Produce an exact transcription of the listing below, omitting the pictures.

### Exercise data
-*-*-

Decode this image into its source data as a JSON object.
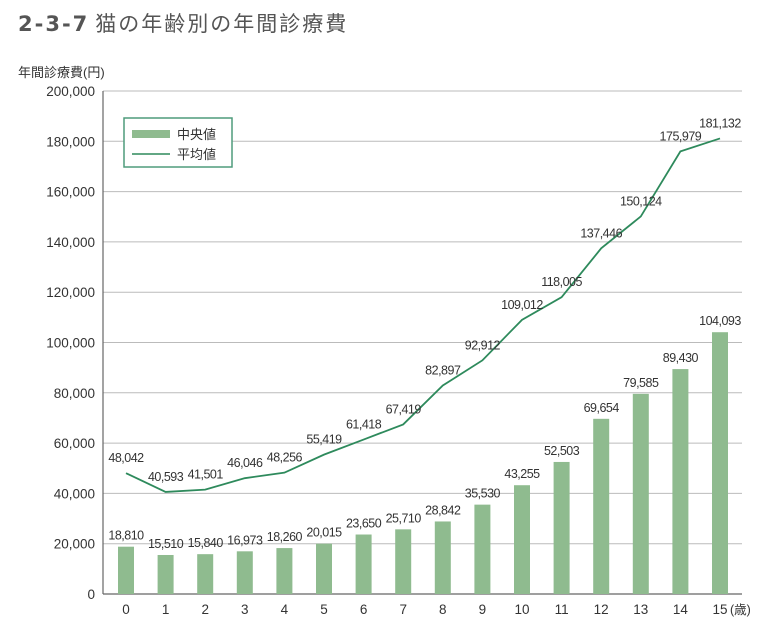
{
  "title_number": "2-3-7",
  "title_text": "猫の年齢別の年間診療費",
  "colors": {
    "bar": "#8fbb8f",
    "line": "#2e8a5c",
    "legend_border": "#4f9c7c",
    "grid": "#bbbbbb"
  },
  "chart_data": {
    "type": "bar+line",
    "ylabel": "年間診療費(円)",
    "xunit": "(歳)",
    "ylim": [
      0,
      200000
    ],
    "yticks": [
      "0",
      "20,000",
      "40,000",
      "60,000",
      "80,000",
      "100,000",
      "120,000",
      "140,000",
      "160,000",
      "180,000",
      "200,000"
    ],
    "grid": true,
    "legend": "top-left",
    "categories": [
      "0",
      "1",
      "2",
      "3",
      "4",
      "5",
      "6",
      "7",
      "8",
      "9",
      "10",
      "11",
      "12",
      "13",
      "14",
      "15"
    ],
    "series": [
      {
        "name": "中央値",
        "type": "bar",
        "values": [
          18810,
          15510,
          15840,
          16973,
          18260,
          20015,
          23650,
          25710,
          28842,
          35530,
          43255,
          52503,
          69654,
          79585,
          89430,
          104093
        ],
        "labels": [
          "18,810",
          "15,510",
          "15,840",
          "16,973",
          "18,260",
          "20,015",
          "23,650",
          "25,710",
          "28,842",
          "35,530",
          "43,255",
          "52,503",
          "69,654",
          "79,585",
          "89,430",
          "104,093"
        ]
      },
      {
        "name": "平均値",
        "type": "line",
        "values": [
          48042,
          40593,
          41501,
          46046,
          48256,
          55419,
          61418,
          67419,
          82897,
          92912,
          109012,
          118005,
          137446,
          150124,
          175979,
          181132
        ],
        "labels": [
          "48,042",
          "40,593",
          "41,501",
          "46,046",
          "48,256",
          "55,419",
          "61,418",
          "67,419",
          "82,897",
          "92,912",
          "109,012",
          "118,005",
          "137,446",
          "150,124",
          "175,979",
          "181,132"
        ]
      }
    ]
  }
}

-*-*-

### Right answer
Decode this image into its source data as a JSON object.
{
  "title_number": "2-3-7",
  "title_text": "猫の年齢別の年間診療費",
  "colors": {
    "bar": "#8fbb8f",
    "line": "#2e8a5c",
    "legend_border": "#4f9c7c",
    "grid": "#bbbbbb"
  },
  "chart_data": {
    "type": "bar+line",
    "ylabel": "年間診療費(円)",
    "xunit": "(歳)",
    "ylim": [
      0,
      200000
    ],
    "yticks": [
      "0",
      "20,000",
      "40,000",
      "60,000",
      "80,000",
      "100,000",
      "120,000",
      "140,000",
      "160,000",
      "180,000",
      "200,000"
    ],
    "grid": true,
    "legend": "top-left",
    "categories": [
      "0",
      "1",
      "2",
      "3",
      "4",
      "5",
      "6",
      "7",
      "8",
      "9",
      "10",
      "11",
      "12",
      "13",
      "14",
      "15"
    ],
    "series": [
      {
        "name": "中央値",
        "type": "bar",
        "values": [
          18810,
          15510,
          15840,
          16973,
          18260,
          20015,
          23650,
          25710,
          28842,
          35530,
          43255,
          52503,
          69654,
          79585,
          89430,
          104093
        ],
        "labels": [
          "18,810",
          "15,510",
          "15,840",
          "16,973",
          "18,260",
          "20,015",
          "23,650",
          "25,710",
          "28,842",
          "35,530",
          "43,255",
          "52,503",
          "69,654",
          "79,585",
          "89,430",
          "104,093"
        ]
      },
      {
        "name": "平均値",
        "type": "line",
        "values": [
          48042,
          40593,
          41501,
          46046,
          48256,
          55419,
          61418,
          67419,
          82897,
          92912,
          109012,
          118005,
          137446,
          150124,
          175979,
          181132
        ],
        "labels": [
          "48,042",
          "40,593",
          "41,501",
          "46,046",
          "48,256",
          "55,419",
          "61,418",
          "67,419",
          "82,897",
          "92,912",
          "109,012",
          "118,005",
          "137,446",
          "150,124",
          "175,979",
          "181,132"
        ]
      }
    ]
  }
}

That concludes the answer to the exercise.